What is being asked
Extract all lines that hold the string "color".

Record excerpts
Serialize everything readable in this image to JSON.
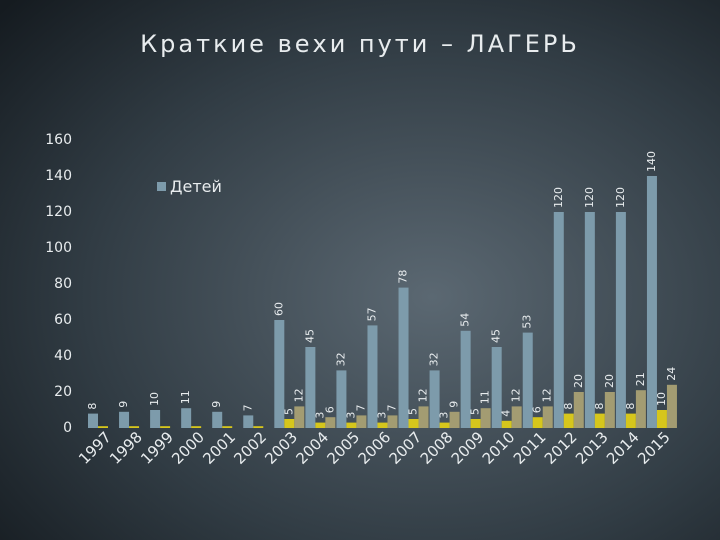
{
  "chart_data": {
    "type": "bar",
    "title": "Краткие вехи пути – ЛАГЕРЬ",
    "categories": [
      "1997",
      "1998",
      "1999",
      "2000",
      "2001",
      "2002",
      "2003",
      "2004",
      "2005",
      "2006",
      "2007",
      "2008",
      "2009",
      "2010",
      "2011",
      "2012",
      "2013",
      "2014",
      "2015"
    ],
    "series": [
      {
        "name": "Детей",
        "color": "#7d9bab",
        "values": [
          8,
          9,
          10,
          11,
          9,
          7,
          60,
          45,
          32,
          57,
          78,
          32,
          54,
          45,
          53,
          120,
          120,
          120,
          140
        ]
      },
      {
        "color": "#d6c61c",
        "values": [
          1,
          1,
          1,
          1,
          1,
          1,
          5,
          3,
          3,
          3,
          5,
          3,
          5,
          4,
          6,
          8,
          8,
          8,
          10
        ]
      },
      {
        "color": "#a39c72",
        "values": [
          null,
          null,
          null,
          null,
          null,
          null,
          12,
          6,
          7,
          7,
          12,
          9,
          11,
          12,
          12,
          20,
          20,
          21,
          24
        ]
      }
    ],
    "ylim": [
      0,
      160
    ],
    "yticks": [
      0,
      20,
      40,
      60,
      80,
      100,
      120,
      140,
      160
    ],
    "grid": false,
    "legend": "top-left"
  }
}
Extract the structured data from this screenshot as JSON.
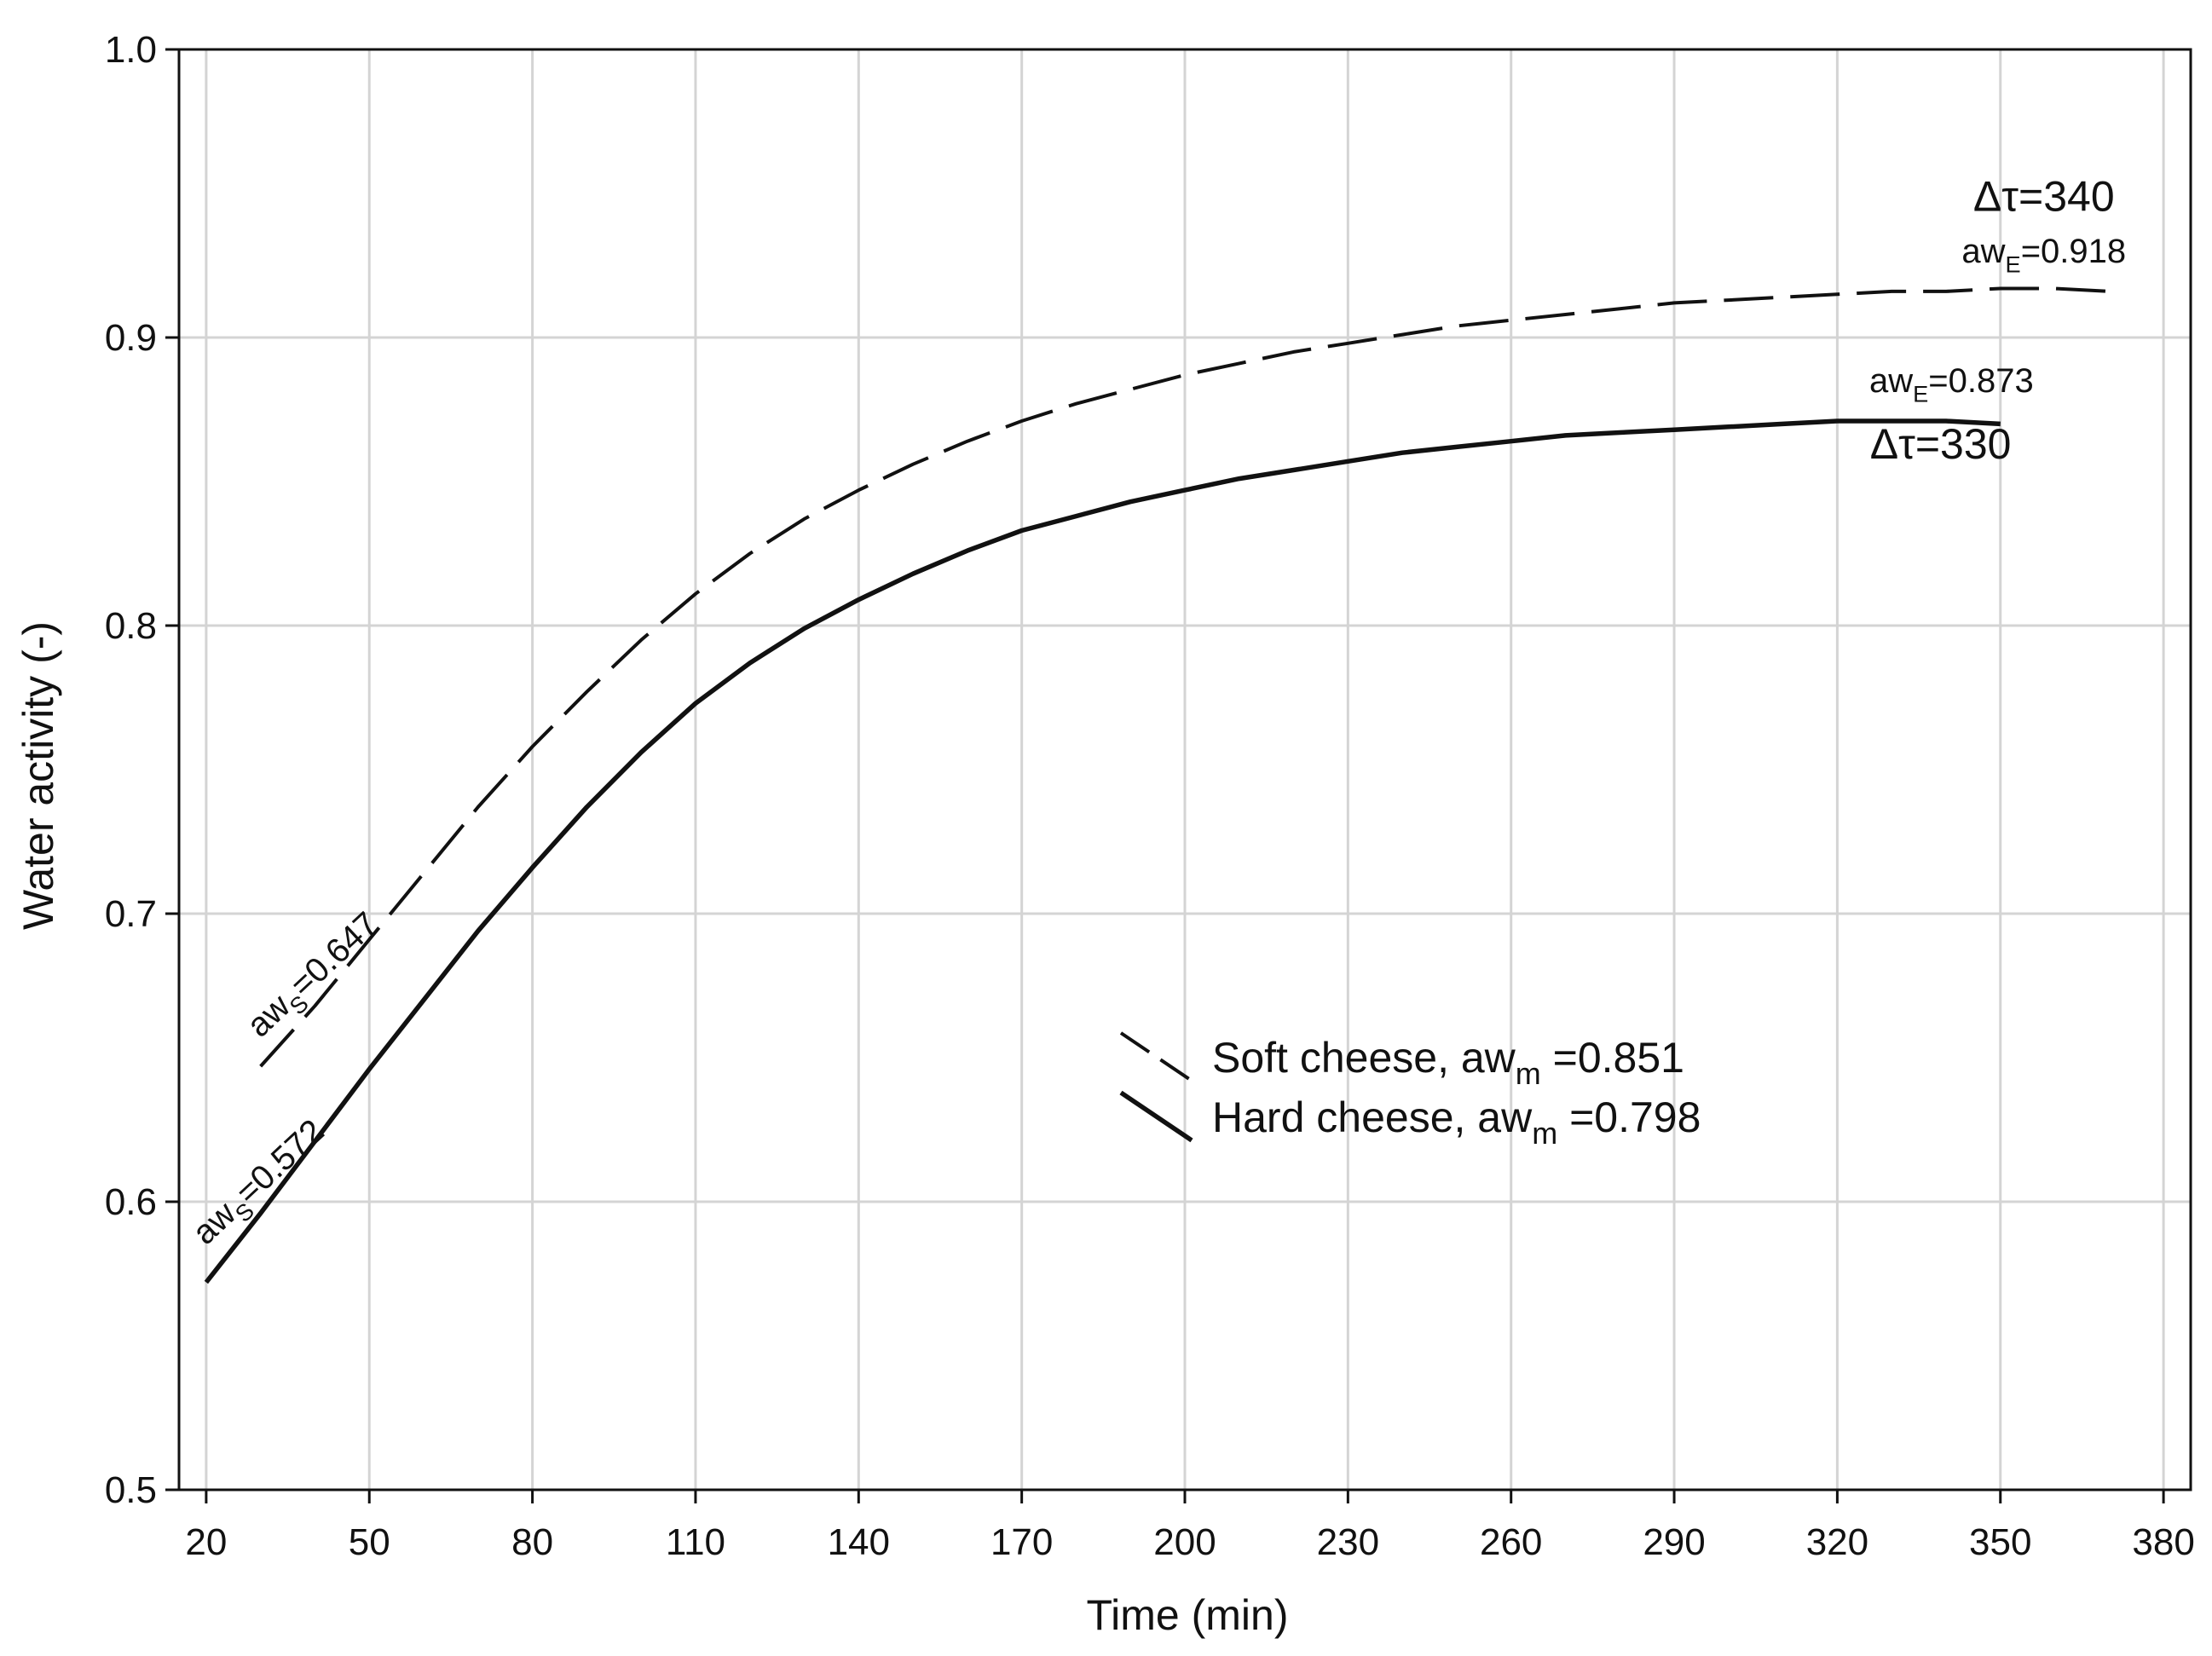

Solution for this task
        "color": "#7d9bab",
        "color": "#d6c61c",
        "color": "#a39c72",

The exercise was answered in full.